-- Start --

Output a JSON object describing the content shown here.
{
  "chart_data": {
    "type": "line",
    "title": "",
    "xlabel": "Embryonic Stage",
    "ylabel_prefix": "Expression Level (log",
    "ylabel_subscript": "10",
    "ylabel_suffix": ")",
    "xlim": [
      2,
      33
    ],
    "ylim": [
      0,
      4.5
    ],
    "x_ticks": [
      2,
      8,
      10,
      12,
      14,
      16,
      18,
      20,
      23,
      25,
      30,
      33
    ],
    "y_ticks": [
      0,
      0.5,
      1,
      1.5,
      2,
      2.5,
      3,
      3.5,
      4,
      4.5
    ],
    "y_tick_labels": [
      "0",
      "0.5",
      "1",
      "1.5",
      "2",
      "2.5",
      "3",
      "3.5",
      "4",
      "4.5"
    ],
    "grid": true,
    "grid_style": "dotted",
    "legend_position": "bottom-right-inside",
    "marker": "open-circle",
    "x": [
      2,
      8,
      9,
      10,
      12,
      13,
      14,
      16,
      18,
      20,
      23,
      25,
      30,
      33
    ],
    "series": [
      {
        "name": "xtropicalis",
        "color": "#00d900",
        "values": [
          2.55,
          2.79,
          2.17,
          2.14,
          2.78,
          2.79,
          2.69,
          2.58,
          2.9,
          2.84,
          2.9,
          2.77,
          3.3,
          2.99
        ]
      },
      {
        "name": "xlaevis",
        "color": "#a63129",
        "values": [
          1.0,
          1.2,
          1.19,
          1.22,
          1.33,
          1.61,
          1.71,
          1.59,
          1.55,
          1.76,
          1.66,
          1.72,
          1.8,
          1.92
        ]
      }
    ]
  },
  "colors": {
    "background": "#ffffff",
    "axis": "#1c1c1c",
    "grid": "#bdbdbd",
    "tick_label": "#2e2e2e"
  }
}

-- End --

§ TO BE DONE:
Output each record precisely as given.

§ REPLY:
Output a JSON object describing the content shown here.
{
  "chart_data": {
    "type": "line",
    "title": "",
    "xlabel": "Embryonic Stage",
    "ylabel_prefix": "Expression Level (log",
    "ylabel_subscript": "10",
    "ylabel_suffix": ")",
    "xlim": [
      2,
      33
    ],
    "ylim": [
      0,
      4.5
    ],
    "x_ticks": [
      2,
      8,
      10,
      12,
      14,
      16,
      18,
      20,
      23,
      25,
      30,
      33
    ],
    "y_ticks": [
      0,
      0.5,
      1,
      1.5,
      2,
      2.5,
      3,
      3.5,
      4,
      4.5
    ],
    "y_tick_labels": [
      "0",
      "0.5",
      "1",
      "1.5",
      "2",
      "2.5",
      "3",
      "3.5",
      "4",
      "4.5"
    ],
    "grid": true,
    "grid_style": "dotted",
    "legend_position": "bottom-right-inside",
    "marker": "open-circle",
    "x": [
      2,
      8,
      9,
      10,
      12,
      13,
      14,
      16,
      18,
      20,
      23,
      25,
      30,
      33
    ],
    "series": [
      {
        "name": "xtropicalis",
        "color": "#00d900",
        "values": [
          2.55,
          2.79,
          2.17,
          2.14,
          2.78,
          2.79,
          2.69,
          2.58,
          2.9,
          2.84,
          2.9,
          2.77,
          3.3,
          2.99
        ]
      },
      {
        "name": "xlaevis",
        "color": "#a63129",
        "values": [
          1.0,
          1.2,
          1.19,
          1.22,
          1.33,
          1.61,
          1.71,
          1.59,
          1.55,
          1.76,
          1.66,
          1.72,
          1.8,
          1.92
        ]
      }
    ]
  },
  "colors": {
    "background": "#ffffff",
    "axis": "#1c1c1c",
    "grid": "#bdbdbd",
    "tick_label": "#2e2e2e"
  }
}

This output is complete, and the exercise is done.